--- START OF DATA ---

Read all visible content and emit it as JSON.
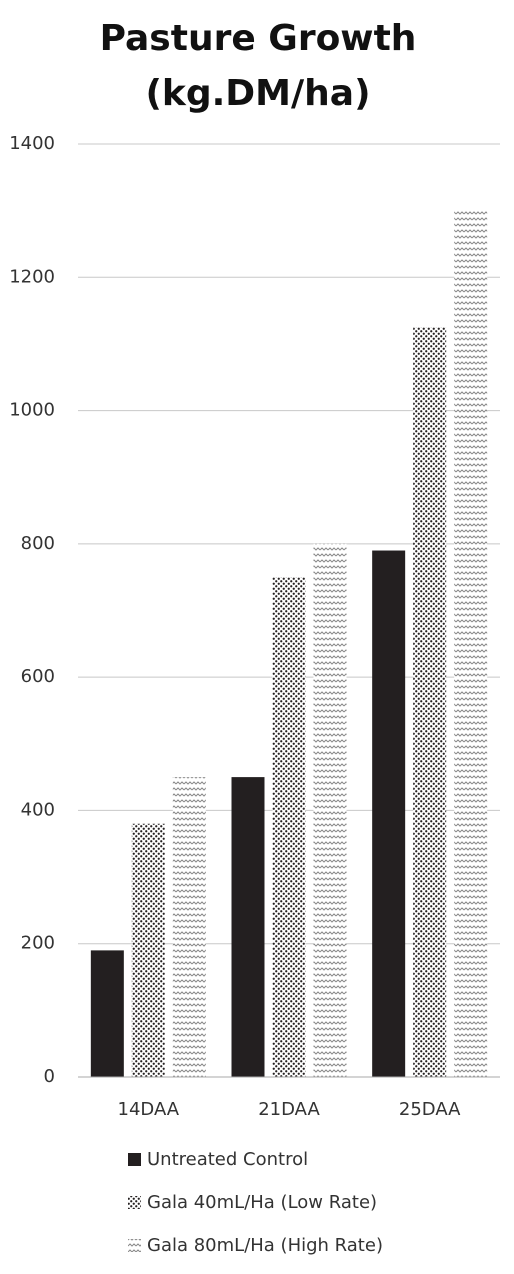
{
  "chart_data": {
    "type": "bar",
    "title": [
      "Pasture Growth",
      "(kg.DM/ha)"
    ],
    "categories": [
      "14DAA",
      "21DAA",
      "25DAA"
    ],
    "series": [
      {
        "name": "Untreated Control",
        "color": "#231f20",
        "pattern": "solid",
        "values": [
          190,
          450,
          790
        ]
      },
      {
        "name": "Gala 40mL/Ha (Low Rate)",
        "color": "#231f20",
        "pattern": "dots",
        "values": [
          380,
          750,
          1125
        ]
      },
      {
        "name": "Gala 80mL/Ha (High Rate)",
        "color": "#8a8a8a",
        "pattern": "zigzag",
        "values": [
          450,
          800,
          1300
        ]
      }
    ],
    "ylim": [
      0,
      1400
    ],
    "yticks": [
      0,
      200,
      400,
      600,
      800,
      1000,
      1200,
      1400
    ],
    "grid": true,
    "legend": "bottom"
  }
}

--- END OF DATA ---

## WHAT TO PRODUCE
Show every line from the entries above in which "name" appears.

## THE SOLUTION
        "name": "Untreated Control",
        "name": "Gala 40mL/Ha (Low Rate)",
        "name": "Gala 80mL/Ha (High Rate)",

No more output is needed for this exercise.